▶ _TO DO_:
[a] In the event announcement on Yiddish-Ukrainian literary connections, repeat the passage starting at "Today, we find" and ending at "and political oppression.".
[b] According to the event announcement on Yiddish-Ukrainian literary connections, who translated the works of Shevchenko, Franko, and Lesya Ukrainka into Yiddish?
[c] Pick up the event announcement on Yiddish-Ukrainian literary connections after its last sentence and keep writing.

▶ _SELECTED EXTRACT_:
------------------------------------------------------------------------
21 May: Lider mayne, dumes mayne // Думи мої, думи мої – Yiddish-Ukrainian Literary Connections

Image designed by Iryna Zadnipriana

Today, we find it especially important to raise awareness of Ukrainian culture, literature, and language. We are Yiddishists, and our contribution to this cause is speaking about Yiddish and Ukrainian connections, mutual influences, and literary and cultural intertwinings.

As languages, Yiddish and Ukrainian have much in common. They both still suffer from neglect and stereotypes, often being dismissed as “not proper languages” but rather dialects of the dominating German and Russian. The attitude towards the languages reflects cultural and political oppression.

In the event, we will give voice to Yiddish and Ukrainian poets of the 19th and 20th centuries by reading their works in original and translation. The first part focuses on the Ukrainian classics: Taras Shevchenko, Ivan Franko, and Lesya Ukrainka. In the 1930s, Dovid Hofshteyn, a Yiddish modernist poet born in Ukraine, translated their works into Yiddish. This project was more than just a translation. Hofshteyn found a way to express his own ideas on national identity and alienation through the works of Ukrainian poets.
------------------------------------------------------------------------
▶ _DATA LINES_:
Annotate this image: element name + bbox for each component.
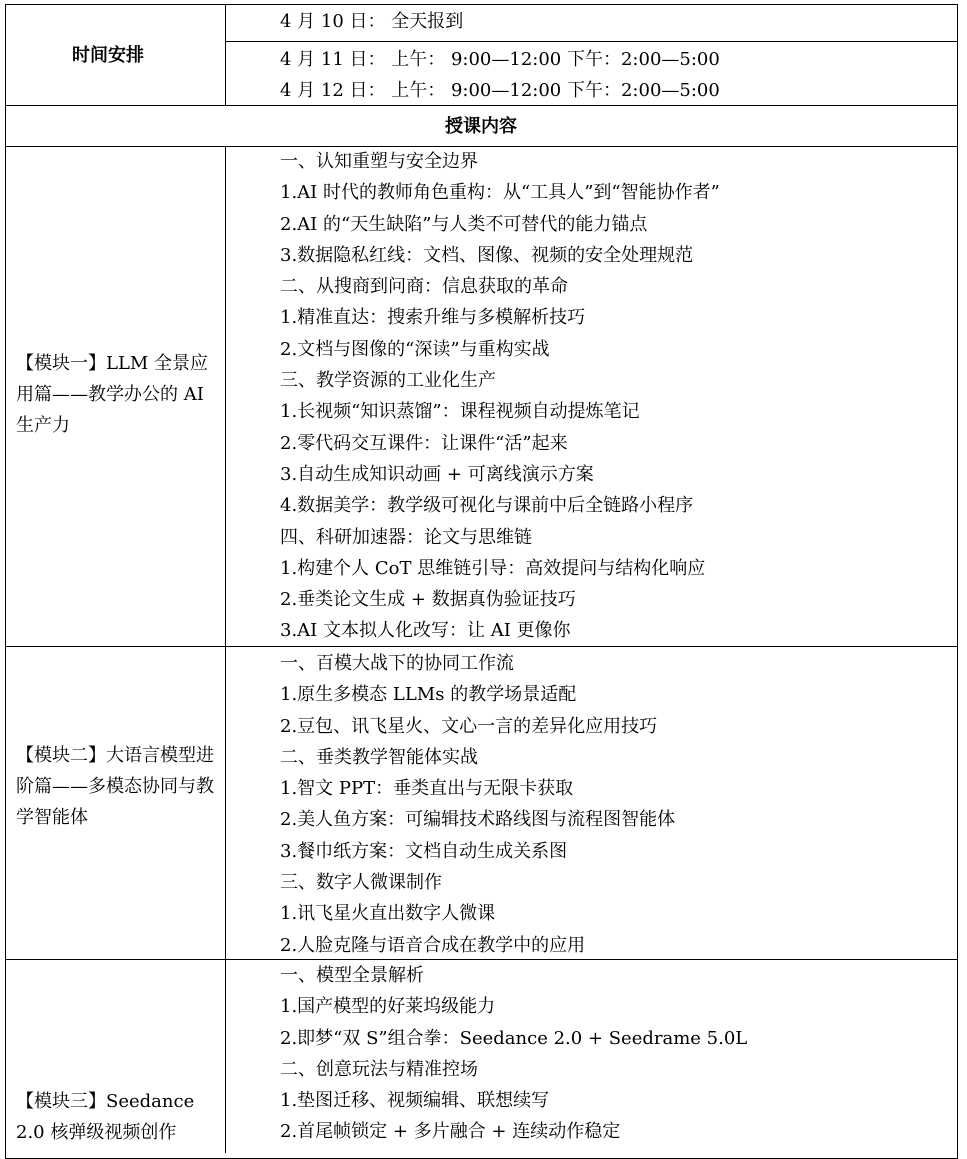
module-1-item: 四、科研加速器：论文与思维链 [280, 526, 532, 548]
schedule-day3: 4 月 12 日： 上午： 9:00—12:00 下午：2:00—5:00 [280, 80, 720, 101]
module-3-item: 2.首尾帧锁定 + 多片融合 + 连续动作稳定 [280, 1121, 621, 1143]
module-3-item: 二、创意玩法与精准控场 [280, 1058, 478, 1080]
column-divider-main [225, 146, 226, 1153]
module-3-item: 一、模型全景解析 [280, 965, 424, 986]
module-2-item: 一、百模大战下的协同工作流 [280, 653, 514, 674]
module-1-item: 2.AI 的“天生缺陷”与人类不可替代的能力锚点 [280, 213, 648, 235]
schedule-day1: 4 月 10 日： 全天报到 [280, 11, 464, 32]
module-1-title: 【模块一】LLM 全景应用篇——教学办公的 AI 生产力 [16, 353, 209, 436]
module-3-title: 【模块三】Seedance 2.0 核弹级视频创作 [16, 1091, 195, 1143]
module-1-item: 2.零代码交互课件：让课件“活”起来 [280, 432, 568, 454]
row-divider-day1 [225, 41, 958, 42]
module-2-item: 2.豆包、讯飞星火、文心一言的差异化应用技巧 [280, 715, 658, 737]
module-2-title: 【模块二】大语言模型进阶篇——多模态协同与教学智能体 [16, 745, 214, 828]
module-2-item: 三、数字人微课制作 [280, 872, 442, 894]
module-3-items [280, 960, 747, 1148]
module-2-item: 2.人脸克隆与语音合成在教学中的应用 [280, 934, 586, 956]
module-1-item: 4.数据美学：教学级可视化与课前中后全链路小程序 [280, 495, 694, 517]
schedule-day2: 4 月 11 日： 上午： 9:00—12:00 下午：2:00—5:00 [280, 49, 720, 70]
module-1-item: 3.AI 文本拟人化改写：让 AI 更像你 [280, 620, 571, 642]
module-2-item: 2.美人鱼方案：可编辑技术路线图与流程图智能体 [280, 809, 676, 831]
module-3-item: 2.即梦“双 S”组合拳：Seedance 2.0 + Seedrame 5.0L [280, 1027, 748, 1049]
module-1-item: 1.长视频“知识蒸馏”：课程视频自动提炼笔记 [280, 401, 640, 423]
module-2-item: 1.讯飞星火直出数字人微课 [280, 903, 496, 925]
module-1-item: 2.垂类论文生成 + 数据真伪验证技巧 [280, 589, 576, 611]
module-2-item: 1.原生多模态 LLMs 的教学场景适配 [280, 684, 577, 706]
content-header: 授课内容 [445, 116, 517, 137]
module-1-item: 三、教学资源的工业化生产 [280, 370, 496, 392]
module-1-item: 二、从搜商到问商：信息获取的革命 [280, 276, 568, 298]
module-2-item: 3.餐巾纸方案：文档自动生成关系图 [280, 840, 568, 862]
module-2-items [280, 648, 675, 961]
column-divider-top [225, 4, 226, 105]
module-1-items [280, 146, 720, 647]
module-1-item: 一、认知重塑与安全边界 [280, 151, 478, 172]
module-3-item: 1.垫图迁移、视频编辑、联想续写 [280, 1090, 550, 1112]
module-1-item: 1.构建个人 CoT 思维链引导：高效提问与结构化响应 [280, 557, 706, 579]
module-1-item: 1.精准直达：搜索升维与多模解析技巧 [280, 307, 586, 329]
module-1-item: 1.AI 时代的教师角色重构：从“工具人”到“智能协作者” [280, 182, 720, 204]
module-2-item: 二、垂类教学智能体实战 [280, 746, 478, 768]
schedule-label: 时间安排 [72, 45, 144, 66]
module-1-item: 2.文档与图像的“深读”与重构实战 [280, 338, 550, 360]
module-1-item: 3.自动生成知识动画 + 可离线演示方案 [280, 463, 594, 485]
module-1-item: 3.数据隐私红线：文档、图像、视频的安全处理规范 [280, 244, 694, 266]
module-3-item: 1.国产模型的好莱坞级能力 [280, 996, 496, 1018]
module-2-item: 1.智文 PPT：垂类直出与无限卡获取 [280, 778, 574, 800]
------------------------------------------------------------------------
▶ _RESULTS FOR EACH TASK_:
[a]
Today, we find it especially important to raise awareness of Ukrainian culture, literature, and language. We are Yiddishists, and our contribution to this cause is speaking about Yiddish and Ukrainian connections, mutual influences, and literary and cultural intertwinings.

As languages, Yiddish and Ukrainian have much in common. They both still suffer from neglect and stereotypes, often being dismissed as “not proper languages” but rather dialects of the dominating German and Russian. The attitude towards the languages reflects cultural and political oppression.

[b] Dovid Hofshteyn, a Yiddish modernist poet born in Ukraine.

[c]
The second part of the event includes works by Leyb Kvitko translated by the famous Ukrainian poet Pavlo Tychyna, as well as Yiddish modernist poetry by women such as Dvoyre Fogel. Our special guest, Ukrainian Yiddishist Iryna Zrobok , a Lviv-born translator from Yiddish and German into Ukrainian, will present her project about Yiddish female writers.

Readers:

Katerina Kuznetsova, Sofya Chernykh, Dina Gidon, August Kahn, Alina Klimanska, Boris Shavlov, Jake Schneider, Iryna Zadnipriana, Iryna Zrobok

Curated by Katerina Kuznetsova


Reader for the event (pdf)


21 May 2022, 7 pm

Galerie Zeitzone
Adalbertstr. 79
10997 Berlin-Kreuzberg

The language of the event is English, with poetry readings in Yiddish and Ukrainian. (A booklet with all the texts, including English translations, will be available.)

Admission is free. Donations are welcome.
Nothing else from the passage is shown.